§ PROBLEM STATEMENT
Pull each line holding the word "Altitude" from the data.

--- START OF LISTED RECORDS ---

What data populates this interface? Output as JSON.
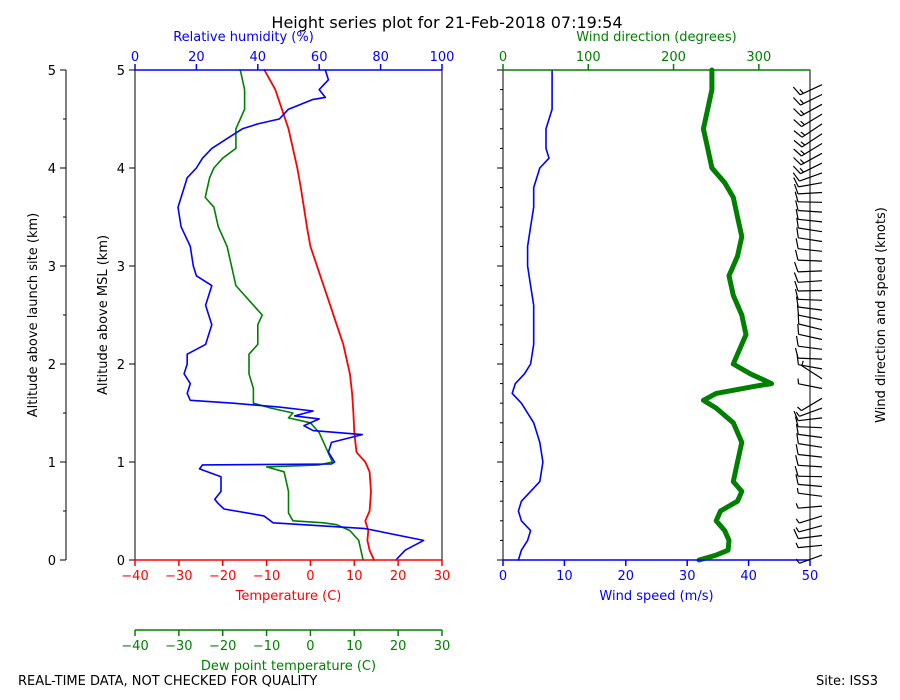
{
  "title": "Height series plot for 21-Feb-2018 07:19:54",
  "footer": {
    "quality_note": "REAL-TIME DATA, NOT CHECKED FOR QUALITY",
    "site": "Site: ISS3"
  },
  "colors": {
    "temperature": "#ff0000",
    "dewpoint": "#008000",
    "humidity": "#0000ff",
    "wind_speed": "#0000ff",
    "wind_direction": "#008000",
    "barbs": "#000000"
  },
  "chart_data": [
    {
      "type": "line",
      "name": "thermo-panel",
      "ylabel_outer": "Altitude above launch site (km)",
      "ylabel_inner": "Altitude above MSL (km)",
      "ylim": [
        0,
        5
      ],
      "yticks": [
        "0",
        "1",
        "2",
        "3",
        "4",
        "5"
      ],
      "x_axes": [
        {
          "id": "temperature",
          "label": "Temperature (C)",
          "position": "bottom",
          "range": [
            -40,
            30
          ],
          "ticks": [
            "−40",
            "−30",
            "−20",
            "−10",
            "0",
            "10",
            "20",
            "30"
          ]
        },
        {
          "id": "dewpoint",
          "label": "Dew point temperature (C)",
          "position": "bottom-offset",
          "range": [
            -40,
            30
          ],
          "ticks": [
            "−40",
            "−30",
            "−20",
            "−10",
            "0",
            "10",
            "20",
            "30"
          ]
        },
        {
          "id": "humidity",
          "label": "Relative humidity (%)",
          "position": "top",
          "range": [
            0,
            100
          ],
          "ticks": [
            "0",
            "20",
            "40",
            "60",
            "80",
            "100"
          ]
        }
      ],
      "series": [
        {
          "name": "Temperature",
          "axis": "temperature",
          "points": [
            [
              14.5,
              0
            ],
            [
              13.5,
              0.1
            ],
            [
              13,
              0.2
            ],
            [
              13.2,
              0.3
            ],
            [
              12.5,
              0.4
            ],
            [
              13.5,
              0.5
            ],
            [
              13.8,
              0.7
            ],
            [
              13.5,
              0.9
            ],
            [
              12.5,
              1.0
            ],
            [
              10.5,
              1.1
            ],
            [
              10,
              1.3
            ],
            [
              9.8,
              1.5
            ],
            [
              9.5,
              1.7
            ],
            [
              9,
              1.9
            ],
            [
              8.5,
              2.0
            ],
            [
              7.5,
              2.2
            ],
            [
              6,
              2.4
            ],
            [
              4.5,
              2.6
            ],
            [
              3,
              2.8
            ],
            [
              1.5,
              3.0
            ],
            [
              0,
              3.2
            ],
            [
              -0.8,
              3.4
            ],
            [
              -1.5,
              3.6
            ],
            [
              -2.2,
              3.8
            ],
            [
              -3,
              4.0
            ],
            [
              -4,
              4.2
            ],
            [
              -5,
              4.4
            ],
            [
              -6.5,
              4.6
            ],
            [
              -8,
              4.8
            ],
            [
              -10.5,
              5.0
            ]
          ]
        },
        {
          "name": "Dew point",
          "axis": "dewpoint",
          "points": [
            [
              12,
              0
            ],
            [
              11.5,
              0.1
            ],
            [
              11,
              0.2
            ],
            [
              9,
              0.3
            ],
            [
              6,
              0.36
            ],
            [
              3,
              0.38
            ],
            [
              -4,
              0.4
            ],
            [
              -5,
              0.48
            ],
            [
              -5,
              0.7
            ],
            [
              -6,
              0.9
            ],
            [
              -10,
              0.95
            ],
            [
              2,
              0.97
            ],
            [
              5,
              1.0
            ],
            [
              4,
              1.1
            ],
            [
              3,
              1.2
            ],
            [
              2,
              1.3
            ],
            [
              0,
              1.4
            ],
            [
              -5,
              1.45
            ],
            [
              -4,
              1.5
            ],
            [
              -9,
              1.55
            ],
            [
              -13,
              1.6
            ],
            [
              -13,
              1.75
            ],
            [
              -14,
              1.9
            ],
            [
              -14,
              2.1
            ],
            [
              -12,
              2.2
            ],
            [
              -12,
              2.4
            ],
            [
              -11,
              2.5
            ],
            [
              -13,
              2.6
            ],
            [
              -15,
              2.7
            ],
            [
              -17,
              2.8
            ],
            [
              -18,
              3.0
            ],
            [
              -19,
              3.2
            ],
            [
              -21,
              3.4
            ],
            [
              -22,
              3.6
            ],
            [
              -24,
              3.7
            ],
            [
              -23,
              3.9
            ],
            [
              -22,
              4.0
            ],
            [
              -20,
              4.1
            ],
            [
              -17,
              4.2
            ],
            [
              -17,
              4.4
            ],
            [
              -16,
              4.5
            ],
            [
              -15,
              4.6
            ],
            [
              -15,
              4.8
            ],
            [
              -16,
              5.0
            ]
          ]
        },
        {
          "name": "Relative humidity",
          "axis": "humidity",
          "points": [
            [
              85,
              0
            ],
            [
              88,
              0.1
            ],
            [
              94,
              0.2
            ],
            [
              75,
              0.32
            ],
            [
              45,
              0.38
            ],
            [
              42,
              0.45
            ],
            [
              29,
              0.52
            ],
            [
              27,
              0.58
            ],
            [
              26,
              0.62
            ],
            [
              28,
              0.7
            ],
            [
              28,
              0.85
            ],
            [
              21,
              0.93
            ],
            [
              22,
              0.97
            ],
            [
              64,
              0.98
            ],
            [
              65,
              1.0
            ],
            [
              63,
              1.1
            ],
            [
              64,
              1.2
            ],
            [
              74,
              1.28
            ],
            [
              58,
              1.32
            ],
            [
              55,
              1.37
            ],
            [
              60,
              1.44
            ],
            [
              52,
              1.47
            ],
            [
              58,
              1.52
            ],
            [
              47,
              1.56
            ],
            [
              32,
              1.6
            ],
            [
              18,
              1.63
            ],
            [
              17,
              1.7
            ],
            [
              18,
              1.8
            ],
            [
              16,
              1.9
            ],
            [
              17,
              2.0
            ],
            [
              17,
              2.1
            ],
            [
              23,
              2.2
            ],
            [
              25,
              2.4
            ],
            [
              23,
              2.6
            ],
            [
              25,
              2.8
            ],
            [
              20,
              2.9
            ],
            [
              19,
              3.0
            ],
            [
              18,
              3.2
            ],
            [
              15,
              3.4
            ],
            [
              14,
              3.6
            ],
            [
              15,
              3.7
            ],
            [
              17,
              3.9
            ],
            [
              20,
              4.0
            ],
            [
              22,
              4.1
            ],
            [
              25,
              4.2
            ],
            [
              30,
              4.3
            ],
            [
              35,
              4.4
            ],
            [
              40,
              4.45
            ],
            [
              47,
              4.5
            ],
            [
              50,
              4.6
            ],
            [
              58,
              4.7
            ],
            [
              62,
              4.72
            ],
            [
              60,
              4.8
            ],
            [
              63,
              4.9
            ],
            [
              62,
              5.0
            ]
          ]
        }
      ]
    },
    {
      "type": "line",
      "name": "wind-panel",
      "ylim": [
        0,
        5
      ],
      "right_label": "Wind direction and speed (knots)",
      "x_axes": [
        {
          "id": "wind_speed",
          "label": "Wind speed (m/s)",
          "position": "bottom",
          "range": [
            0,
            50
          ],
          "ticks": [
            "0",
            "10",
            "20",
            "30",
            "40",
            "50"
          ]
        },
        {
          "id": "wind_direction",
          "label": "Wind direction (degrees)",
          "position": "top",
          "range": [
            0,
            360
          ],
          "ticks": [
            "0",
            "100",
            "200",
            "300"
          ]
        }
      ],
      "series": [
        {
          "name": "Wind speed",
          "axis": "wind_speed",
          "points": [
            [
              2.5,
              0
            ],
            [
              3,
              0.1
            ],
            [
              4,
              0.2
            ],
            [
              4.5,
              0.3
            ],
            [
              3,
              0.4
            ],
            [
              2.5,
              0.5
            ],
            [
              3,
              0.6
            ],
            [
              4.5,
              0.7
            ],
            [
              6,
              0.8
            ],
            [
              6.5,
              1.0
            ],
            [
              6,
              1.2
            ],
            [
              5,
              1.4
            ],
            [
              3,
              1.6
            ],
            [
              1.5,
              1.7
            ],
            [
              2,
              1.8
            ],
            [
              3.5,
              1.9
            ],
            [
              4.5,
              2.0
            ],
            [
              5,
              2.2
            ],
            [
              5,
              2.4
            ],
            [
              5,
              2.6
            ],
            [
              4.5,
              2.8
            ],
            [
              4,
              3.0
            ],
            [
              4,
              3.2
            ],
            [
              4.5,
              3.4
            ],
            [
              5,
              3.6
            ],
            [
              5,
              3.8
            ],
            [
              6,
              4.0
            ],
            [
              7.5,
              4.1
            ],
            [
              7,
              4.2
            ],
            [
              7,
              4.4
            ],
            [
              8,
              4.6
            ],
            [
              8,
              4.8
            ],
            [
              8,
              5.0
            ]
          ]
        },
        {
          "name": "Wind direction",
          "axis": "wind_direction",
          "points": [
            [
              230,
              0
            ],
            [
              250,
              0.05
            ],
            [
              264,
              0.1
            ],
            [
              265,
              0.2
            ],
            [
              260,
              0.3
            ],
            [
              250,
              0.4
            ],
            [
              255,
              0.5
            ],
            [
              275,
              0.6
            ],
            [
              280,
              0.7
            ],
            [
              270,
              0.8
            ],
            [
              275,
              1.0
            ],
            [
              280,
              1.2
            ],
            [
              270,
              1.4
            ],
            [
              250,
              1.55
            ],
            [
              235,
              1.63
            ],
            [
              250,
              1.7
            ],
            [
              300,
              1.78
            ],
            [
              315,
              1.8
            ],
            [
              290,
              1.9
            ],
            [
              270,
              2.0
            ],
            [
              275,
              2.1
            ],
            [
              285,
              2.3
            ],
            [
              280,
              2.5
            ],
            [
              270,
              2.7
            ],
            [
              265,
              2.9
            ],
            [
              275,
              3.1
            ],
            [
              280,
              3.3
            ],
            [
              275,
              3.5
            ],
            [
              270,
              3.7
            ],
            [
              260,
              3.85
            ],
            [
              245,
              4.0
            ],
            [
              240,
              4.2
            ],
            [
              235,
              4.4
            ],
            [
              240,
              4.6
            ],
            [
              245,
              4.8
            ],
            [
              245,
              5.0
            ]
          ]
        }
      ]
    }
  ]
}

--- END OF LISTED RECORDS ---

§ EXERCISE OUTPUT
      "ylabel_outer": "Altitude above launch site (km)",
      "ylabel_inner": "Altitude above MSL (km)",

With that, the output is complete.